- TASK DETAILS
Write out the records that appear below, verbatim and complete, but without pictures.

- RECORDS FOR THE TASK
☆ ☆ ☆ ☆ ☆
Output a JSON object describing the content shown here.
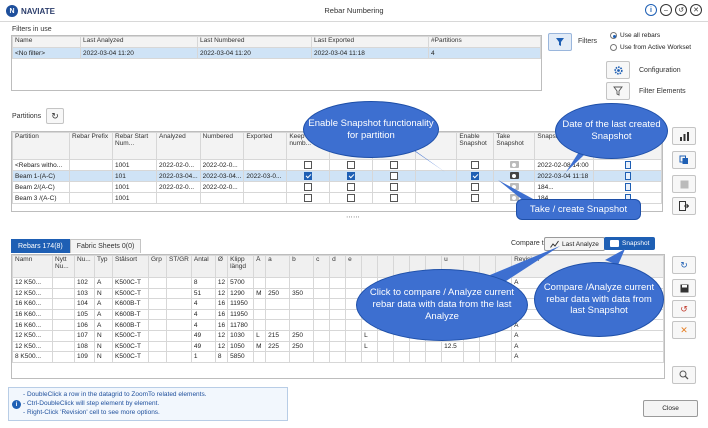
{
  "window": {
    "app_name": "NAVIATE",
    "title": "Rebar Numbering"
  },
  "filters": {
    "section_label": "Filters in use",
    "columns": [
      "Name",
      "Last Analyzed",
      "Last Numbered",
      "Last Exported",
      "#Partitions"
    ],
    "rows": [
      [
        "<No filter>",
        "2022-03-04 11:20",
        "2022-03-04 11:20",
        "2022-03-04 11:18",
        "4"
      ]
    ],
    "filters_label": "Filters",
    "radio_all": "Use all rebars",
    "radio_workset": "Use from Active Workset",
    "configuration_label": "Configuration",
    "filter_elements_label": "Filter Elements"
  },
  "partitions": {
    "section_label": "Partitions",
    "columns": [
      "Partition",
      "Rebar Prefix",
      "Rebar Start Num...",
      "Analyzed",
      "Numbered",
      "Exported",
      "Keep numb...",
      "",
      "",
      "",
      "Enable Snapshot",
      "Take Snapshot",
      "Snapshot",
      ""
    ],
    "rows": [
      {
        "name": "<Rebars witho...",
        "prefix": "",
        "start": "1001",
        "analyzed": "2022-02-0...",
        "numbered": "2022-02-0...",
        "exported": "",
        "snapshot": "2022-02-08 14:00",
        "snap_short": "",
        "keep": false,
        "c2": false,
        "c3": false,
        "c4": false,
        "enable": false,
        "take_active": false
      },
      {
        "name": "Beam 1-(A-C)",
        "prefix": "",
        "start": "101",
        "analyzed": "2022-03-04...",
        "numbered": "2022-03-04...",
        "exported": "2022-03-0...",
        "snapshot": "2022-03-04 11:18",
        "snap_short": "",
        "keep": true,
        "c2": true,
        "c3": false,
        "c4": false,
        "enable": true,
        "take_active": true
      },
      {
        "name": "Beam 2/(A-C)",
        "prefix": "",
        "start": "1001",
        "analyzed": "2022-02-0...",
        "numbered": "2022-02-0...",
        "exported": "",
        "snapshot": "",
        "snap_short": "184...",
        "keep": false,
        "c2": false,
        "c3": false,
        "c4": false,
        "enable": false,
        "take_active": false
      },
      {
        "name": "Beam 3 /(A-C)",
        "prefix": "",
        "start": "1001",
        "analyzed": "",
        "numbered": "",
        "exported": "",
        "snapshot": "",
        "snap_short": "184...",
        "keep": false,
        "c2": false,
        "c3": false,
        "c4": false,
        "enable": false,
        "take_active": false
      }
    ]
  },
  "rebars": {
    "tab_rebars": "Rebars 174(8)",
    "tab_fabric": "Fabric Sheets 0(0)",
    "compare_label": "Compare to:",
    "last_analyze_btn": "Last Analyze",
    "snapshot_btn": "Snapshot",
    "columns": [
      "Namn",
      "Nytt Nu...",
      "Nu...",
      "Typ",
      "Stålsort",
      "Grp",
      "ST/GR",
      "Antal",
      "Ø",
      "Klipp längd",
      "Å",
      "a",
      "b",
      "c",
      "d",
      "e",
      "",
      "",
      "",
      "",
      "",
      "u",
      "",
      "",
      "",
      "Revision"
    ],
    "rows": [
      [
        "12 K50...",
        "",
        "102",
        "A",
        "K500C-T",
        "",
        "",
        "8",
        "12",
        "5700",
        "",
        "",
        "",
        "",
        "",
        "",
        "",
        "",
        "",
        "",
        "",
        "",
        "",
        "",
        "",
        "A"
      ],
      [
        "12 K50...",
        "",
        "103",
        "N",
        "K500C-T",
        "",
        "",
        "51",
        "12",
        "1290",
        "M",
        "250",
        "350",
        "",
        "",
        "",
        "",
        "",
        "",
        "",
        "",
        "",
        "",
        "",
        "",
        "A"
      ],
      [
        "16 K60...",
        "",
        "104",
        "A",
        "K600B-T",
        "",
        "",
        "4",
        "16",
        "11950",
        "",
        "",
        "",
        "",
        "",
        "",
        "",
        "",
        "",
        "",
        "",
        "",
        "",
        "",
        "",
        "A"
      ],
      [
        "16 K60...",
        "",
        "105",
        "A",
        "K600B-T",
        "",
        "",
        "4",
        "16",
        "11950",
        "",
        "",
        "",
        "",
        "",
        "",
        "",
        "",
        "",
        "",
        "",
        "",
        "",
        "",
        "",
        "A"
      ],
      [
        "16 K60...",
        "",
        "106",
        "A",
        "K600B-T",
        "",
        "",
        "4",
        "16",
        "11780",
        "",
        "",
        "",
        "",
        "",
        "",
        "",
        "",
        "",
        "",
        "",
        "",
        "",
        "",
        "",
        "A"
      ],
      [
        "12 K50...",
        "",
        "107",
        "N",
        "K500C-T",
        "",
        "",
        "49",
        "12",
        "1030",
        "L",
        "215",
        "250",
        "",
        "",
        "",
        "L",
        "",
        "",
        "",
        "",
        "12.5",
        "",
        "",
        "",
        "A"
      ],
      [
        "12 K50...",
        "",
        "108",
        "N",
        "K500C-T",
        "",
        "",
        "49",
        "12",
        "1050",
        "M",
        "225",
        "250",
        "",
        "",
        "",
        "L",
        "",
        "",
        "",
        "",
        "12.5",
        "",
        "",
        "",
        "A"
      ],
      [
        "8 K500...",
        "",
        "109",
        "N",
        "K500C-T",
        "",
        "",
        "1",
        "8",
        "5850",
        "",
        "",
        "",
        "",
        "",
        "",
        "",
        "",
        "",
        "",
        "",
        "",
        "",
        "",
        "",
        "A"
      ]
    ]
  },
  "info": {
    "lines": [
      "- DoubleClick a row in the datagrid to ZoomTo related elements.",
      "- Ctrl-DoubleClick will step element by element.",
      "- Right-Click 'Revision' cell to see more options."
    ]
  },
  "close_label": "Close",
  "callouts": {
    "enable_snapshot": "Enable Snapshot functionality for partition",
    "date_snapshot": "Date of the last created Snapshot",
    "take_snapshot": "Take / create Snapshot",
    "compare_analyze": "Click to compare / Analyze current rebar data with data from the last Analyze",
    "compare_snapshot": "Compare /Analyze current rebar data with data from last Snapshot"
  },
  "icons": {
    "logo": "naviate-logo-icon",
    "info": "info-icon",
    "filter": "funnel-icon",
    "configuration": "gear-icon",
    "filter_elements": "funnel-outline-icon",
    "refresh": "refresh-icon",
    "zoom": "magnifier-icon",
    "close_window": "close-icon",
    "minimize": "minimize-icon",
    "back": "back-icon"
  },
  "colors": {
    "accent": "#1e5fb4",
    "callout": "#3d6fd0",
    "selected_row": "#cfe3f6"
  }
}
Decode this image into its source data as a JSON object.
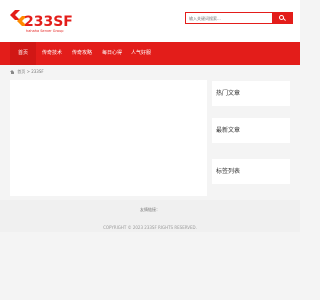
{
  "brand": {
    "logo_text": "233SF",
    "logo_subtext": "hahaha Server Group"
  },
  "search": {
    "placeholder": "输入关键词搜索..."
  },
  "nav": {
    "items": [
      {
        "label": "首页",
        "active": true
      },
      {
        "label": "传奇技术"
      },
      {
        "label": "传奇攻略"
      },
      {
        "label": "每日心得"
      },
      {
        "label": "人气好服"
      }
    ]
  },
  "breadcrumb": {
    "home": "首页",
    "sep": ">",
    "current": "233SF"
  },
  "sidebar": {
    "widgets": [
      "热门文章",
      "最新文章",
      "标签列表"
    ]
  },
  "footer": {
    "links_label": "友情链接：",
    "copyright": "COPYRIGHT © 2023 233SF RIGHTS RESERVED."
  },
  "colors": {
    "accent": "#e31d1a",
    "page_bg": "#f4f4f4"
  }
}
☆ ☆ ☆ ☆ ☆
- RESPONSE TO THIS EXERCISE
Output a JSON object describing the content shown here.
{
  "window": {
    "app_name": "NAVIATE",
    "title": "Rebar Numbering"
  },
  "filters": {
    "section_label": "Filters in use",
    "columns": [
      "Name",
      "Last Analyzed",
      "Last Numbered",
      "Last Exported",
      "#Partitions"
    ],
    "rows": [
      [
        "<No filter>",
        "2022-03-04 11:20",
        "2022-03-04 11:20",
        "2022-03-04 11:18",
        "4"
      ]
    ],
    "filters_label": "Filters",
    "radio_all": "Use all rebars",
    "radio_workset": "Use from Active Workset",
    "configuration_label": "Configuration",
    "filter_elements_label": "Filter Elements"
  },
  "partitions": {
    "section_label": "Partitions",
    "columns": [
      "Partition",
      "Rebar Prefix",
      "Rebar Start Num...",
      "Analyzed",
      "Numbered",
      "Exported",
      "Keep numb...",
      "",
      "",
      "",
      "Enable Snapshot",
      "Take Snapshot",
      "Snapshot",
      ""
    ],
    "rows": [
      {
        "name": "<Rebars witho...",
        "prefix": "",
        "start": "1001",
        "analyzed": "2022-02-0...",
        "numbered": "2022-02-0...",
        "exported": "",
        "snapshot": "2022-02-08 14:00",
        "snap_short": "",
        "keep": false,
        "c2": false,
        "c3": false,
        "c4": false,
        "enable": false,
        "take_active": false
      },
      {
        "name": "Beam 1-(A-C)",
        "prefix": "",
        "start": "101",
        "analyzed": "2022-03-04...",
        "numbered": "2022-03-04...",
        "exported": "2022-03-0...",
        "snapshot": "2022-03-04 11:18",
        "snap_short": "",
        "keep": true,
        "c2": true,
        "c3": false,
        "c4": false,
        "enable": true,
        "take_active": true
      },
      {
        "name": "Beam 2/(A-C)",
        "prefix": "",
        "start": "1001",
        "analyzed": "2022-02-0...",
        "numbered": "2022-02-0...",
        "exported": "",
        "snapshot": "",
        "snap_short": "184...",
        "keep": false,
        "c2": false,
        "c3": false,
        "c4": false,
        "enable": false,
        "take_active": false
      },
      {
        "name": "Beam 3 /(A-C)",
        "prefix": "",
        "start": "1001",
        "analyzed": "",
        "numbered": "",
        "exported": "",
        "snapshot": "",
        "snap_short": "184...",
        "keep": false,
        "c2": false,
        "c3": false,
        "c4": false,
        "enable": false,
        "take_active": false
      }
    ]
  },
  "rebars": {
    "tab_rebars": "Rebars 174(8)",
    "tab_fabric": "Fabric Sheets 0(0)",
    "compare_label": "Compare to:",
    "last_analyze_btn": "Last Analyze",
    "snapshot_btn": "Snapshot",
    "columns": [
      "Namn",
      "Nytt Nu...",
      "Nu...",
      "Typ",
      "Stålsort",
      "Grp",
      "ST/GR",
      "Antal",
      "Ø",
      "Klipp längd",
      "Å",
      "a",
      "b",
      "c",
      "d",
      "e",
      "",
      "",
      "",
      "",
      "",
      "u",
      "",
      "",
      "",
      "Revision"
    ],
    "rows": [
      [
        "12 K50...",
        "",
        "102",
        "A",
        "K500C-T",
        "",
        "",
        "8",
        "12",
        "5700",
        "",
        "",
        "",
        "",
        "",
        "",
        "",
        "",
        "",
        "",
        "",
        "",
        "",
        "",
        "",
        "A"
      ],
      [
        "12 K50...",
        "",
        "103",
        "N",
        "K500C-T",
        "",
        "",
        "51",
        "12",
        "1290",
        "M",
        "250",
        "350",
        "",
        "",
        "",
        "",
        "",
        "",
        "",
        "",
        "",
        "",
        "",
        "",
        "A"
      ],
      [
        "16 K60...",
        "",
        "104",
        "A",
        "K600B-T",
        "",
        "",
        "4",
        "16",
        "11950",
        "",
        "",
        "",
        "",
        "",
        "",
        "",
        "",
        "",
        "",
        "",
        "",
        "",
        "",
        "",
        "A"
      ],
      [
        "16 K60...",
        "",
        "105",
        "A",
        "K600B-T",
        "",
        "",
        "4",
        "16",
        "11950",
        "",
        "",
        "",
        "",
        "",
        "",
        "",
        "",
        "",
        "",
        "",
        "",
        "",
        "",
        "",
        "A"
      ],
      [
        "16 K60...",
        "",
        "106",
        "A",
        "K600B-T",
        "",
        "",
        "4",
        "16",
        "11780",
        "",
        "",
        "",
        "",
        "",
        "",
        "",
        "",
        "",
        "",
        "",
        "",
        "",
        "",
        "",
        "A"
      ],
      [
        "12 K50...",
        "",
        "107",
        "N",
        "K500C-T",
        "",
        "",
        "49",
        "12",
        "1030",
        "L",
        "215",
        "250",
        "",
        "",
        "",
        "L",
        "",
        "",
        "",
        "",
        "12.5",
        "",
        "",
        "",
        "A"
      ],
      [
        "12 K50...",
        "",
        "108",
        "N",
        "K500C-T",
        "",
        "",
        "49",
        "12",
        "1050",
        "M",
        "225",
        "250",
        "",
        "",
        "",
        "L",
        "",
        "",
        "",
        "",
        "12.5",
        "",
        "",
        "",
        "A"
      ],
      [
        "8 K500...",
        "",
        "109",
        "N",
        "K500C-T",
        "",
        "",
        "1",
        "8",
        "5850",
        "",
        "",
        "",
        "",
        "",
        "",
        "",
        "",
        "",
        "",
        "",
        "",
        "",
        "",
        "",
        "A"
      ]
    ]
  },
  "info": {
    "lines": [
      "- DoubleClick a row in the datagrid to ZoomTo related elements.",
      "- Ctrl-DoubleClick will step element by element.",
      "- Right-Click 'Revision' cell to see more options."
    ]
  },
  "close_label": "Close",
  "callouts": {
    "enable_snapshot": "Enable Snapshot functionality for partition",
    "date_snapshot": "Date of the last created Snapshot",
    "take_snapshot": "Take / create Snapshot",
    "compare_analyze": "Click to compare / Analyze current rebar data with data from the last Analyze",
    "compare_snapshot": "Compare /Analyze current rebar data with data from last Snapshot"
  },
  "icons": {
    "logo": "naviate-logo-icon",
    "info": "info-icon",
    "filter": "funnel-icon",
    "configuration": "gear-icon",
    "filter_elements": "funnel-outline-icon",
    "refresh": "refresh-icon",
    "zoom": "magnifier-icon",
    "close_window": "close-icon",
    "minimize": "minimize-icon",
    "back": "back-icon"
  },
  "colors": {
    "accent": "#1e5fb4",
    "callout": "#3d6fd0",
    "selected_row": "#cfe3f6"
  }
}
Decode this image into its source data as a JSON object.
{
  "brand": {
    "logo_text": "233SF",
    "logo_subtext": "hahaha Server Group"
  },
  "search": {
    "placeholder": "输入关键词搜索..."
  },
  "nav": {
    "items": [
      {
        "label": "首页",
        "active": true
      },
      {
        "label": "传奇技术"
      },
      {
        "label": "传奇攻略"
      },
      {
        "label": "每日心得"
      },
      {
        "label": "人气好服"
      }
    ]
  },
  "breadcrumb": {
    "home": "首页",
    "sep": ">",
    "current": "233SF"
  },
  "sidebar": {
    "widgets": [
      "热门文章",
      "最新文章",
      "标签列表"
    ]
  },
  "footer": {
    "links_label": "友情链接：",
    "copyright": "COPYRIGHT © 2023 233SF RIGHTS RESERVED."
  },
  "colors": {
    "accent": "#e31d1a",
    "page_bg": "#f4f4f4"
  }
}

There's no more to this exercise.